WHAT IS BEING ASKED: Are you able to retype all the records below exactly?

— Start —

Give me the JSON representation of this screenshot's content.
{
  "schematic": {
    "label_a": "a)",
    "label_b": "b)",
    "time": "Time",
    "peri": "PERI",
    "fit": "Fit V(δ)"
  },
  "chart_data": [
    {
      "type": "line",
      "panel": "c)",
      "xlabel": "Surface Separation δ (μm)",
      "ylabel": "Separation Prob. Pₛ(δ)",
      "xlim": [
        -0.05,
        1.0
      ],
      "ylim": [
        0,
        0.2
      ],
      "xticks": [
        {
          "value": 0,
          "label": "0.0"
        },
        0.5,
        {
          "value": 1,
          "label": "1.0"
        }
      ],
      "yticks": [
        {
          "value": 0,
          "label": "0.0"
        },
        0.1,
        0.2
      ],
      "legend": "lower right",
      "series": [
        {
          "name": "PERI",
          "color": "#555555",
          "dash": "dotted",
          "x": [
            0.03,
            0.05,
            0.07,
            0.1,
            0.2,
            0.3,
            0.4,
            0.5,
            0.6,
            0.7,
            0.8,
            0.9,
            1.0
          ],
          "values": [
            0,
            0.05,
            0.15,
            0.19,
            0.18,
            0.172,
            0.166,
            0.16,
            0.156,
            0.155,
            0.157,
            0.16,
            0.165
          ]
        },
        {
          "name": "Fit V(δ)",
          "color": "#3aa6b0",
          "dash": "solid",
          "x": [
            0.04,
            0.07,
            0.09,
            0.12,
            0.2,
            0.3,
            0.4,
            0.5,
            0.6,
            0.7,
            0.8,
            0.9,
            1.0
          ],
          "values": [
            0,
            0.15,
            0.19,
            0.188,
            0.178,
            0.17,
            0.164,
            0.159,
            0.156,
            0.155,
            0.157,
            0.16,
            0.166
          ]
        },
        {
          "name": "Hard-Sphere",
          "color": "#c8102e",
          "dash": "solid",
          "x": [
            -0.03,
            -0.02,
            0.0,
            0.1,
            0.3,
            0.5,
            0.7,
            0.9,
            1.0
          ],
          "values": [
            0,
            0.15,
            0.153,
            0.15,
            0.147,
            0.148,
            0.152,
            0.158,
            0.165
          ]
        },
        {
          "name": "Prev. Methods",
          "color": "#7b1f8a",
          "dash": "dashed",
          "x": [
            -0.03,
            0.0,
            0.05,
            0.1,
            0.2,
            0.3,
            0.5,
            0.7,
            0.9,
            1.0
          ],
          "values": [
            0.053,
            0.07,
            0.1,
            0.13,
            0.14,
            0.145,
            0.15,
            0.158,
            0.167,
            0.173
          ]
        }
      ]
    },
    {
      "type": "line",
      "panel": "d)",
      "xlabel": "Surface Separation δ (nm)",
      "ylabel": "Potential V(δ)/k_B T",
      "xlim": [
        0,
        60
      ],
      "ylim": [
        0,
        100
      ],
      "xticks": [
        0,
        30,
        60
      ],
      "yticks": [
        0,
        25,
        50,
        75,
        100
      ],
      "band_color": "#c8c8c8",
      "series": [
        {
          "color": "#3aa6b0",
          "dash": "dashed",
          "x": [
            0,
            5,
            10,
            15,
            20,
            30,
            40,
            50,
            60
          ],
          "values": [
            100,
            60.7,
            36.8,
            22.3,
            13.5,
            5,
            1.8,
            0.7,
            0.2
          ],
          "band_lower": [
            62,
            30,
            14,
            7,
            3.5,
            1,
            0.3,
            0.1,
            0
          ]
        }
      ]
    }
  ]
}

— End —

RESULT:
Give me the JSON representation of this screenshot's content.
{
  "schematic": {
    "label_a": "a)",
    "label_b": "b)",
    "time": "Time",
    "peri": "PERI",
    "fit": "Fit V(δ)"
  },
  "chart_data": [
    {
      "type": "line",
      "panel": "c)",
      "xlabel": "Surface Separation δ (μm)",
      "ylabel": "Separation Prob. Pₛ(δ)",
      "xlim": [
        -0.05,
        1.0
      ],
      "ylim": [
        0,
        0.2
      ],
      "xticks": [
        {
          "value": 0,
          "label": "0.0"
        },
        0.5,
        {
          "value": 1,
          "label": "1.0"
        }
      ],
      "yticks": [
        {
          "value": 0,
          "label": "0.0"
        },
        0.1,
        0.2
      ],
      "legend": "lower right",
      "series": [
        {
          "name": "PERI",
          "color": "#555555",
          "dash": "dotted",
          "x": [
            0.03,
            0.05,
            0.07,
            0.1,
            0.2,
            0.3,
            0.4,
            0.5,
            0.6,
            0.7,
            0.8,
            0.9,
            1.0
          ],
          "values": [
            0,
            0.05,
            0.15,
            0.19,
            0.18,
            0.172,
            0.166,
            0.16,
            0.156,
            0.155,
            0.157,
            0.16,
            0.165
          ]
        },
        {
          "name": "Fit V(δ)",
          "color": "#3aa6b0",
          "dash": "solid",
          "x": [
            0.04,
            0.07,
            0.09,
            0.12,
            0.2,
            0.3,
            0.4,
            0.5,
            0.6,
            0.7,
            0.8,
            0.9,
            1.0
          ],
          "values": [
            0,
            0.15,
            0.19,
            0.188,
            0.178,
            0.17,
            0.164,
            0.159,
            0.156,
            0.155,
            0.157,
            0.16,
            0.166
          ]
        },
        {
          "name": "Hard-Sphere",
          "color": "#c8102e",
          "dash": "solid",
          "x": [
            -0.03,
            -0.02,
            0.0,
            0.1,
            0.3,
            0.5,
            0.7,
            0.9,
            1.0
          ],
          "values": [
            0,
            0.15,
            0.153,
            0.15,
            0.147,
            0.148,
            0.152,
            0.158,
            0.165
          ]
        },
        {
          "name": "Prev. Methods",
          "color": "#7b1f8a",
          "dash": "dashed",
          "x": [
            -0.03,
            0.0,
            0.05,
            0.1,
            0.2,
            0.3,
            0.5,
            0.7,
            0.9,
            1.0
          ],
          "values": [
            0.053,
            0.07,
            0.1,
            0.13,
            0.14,
            0.145,
            0.15,
            0.158,
            0.167,
            0.173
          ]
        }
      ]
    },
    {
      "type": "line",
      "panel": "d)",
      "xlabel": "Surface Separation δ (nm)",
      "ylabel": "Potential V(δ)/k_B T",
      "xlim": [
        0,
        60
      ],
      "ylim": [
        0,
        100
      ],
      "xticks": [
        0,
        30,
        60
      ],
      "yticks": [
        0,
        25,
        50,
        75,
        100
      ],
      "band_color": "#c8c8c8",
      "series": [
        {
          "color": "#3aa6b0",
          "dash": "dashed",
          "x": [
            0,
            5,
            10,
            15,
            20,
            30,
            40,
            50,
            60
          ],
          "values": [
            100,
            60.7,
            36.8,
            22.3,
            13.5,
            5,
            1.8,
            0.7,
            0.2
          ],
          "band_lower": [
            62,
            30,
            14,
            7,
            3.5,
            1,
            0.3,
            0.1,
            0
          ]
        }
      ]
    }
  ]
}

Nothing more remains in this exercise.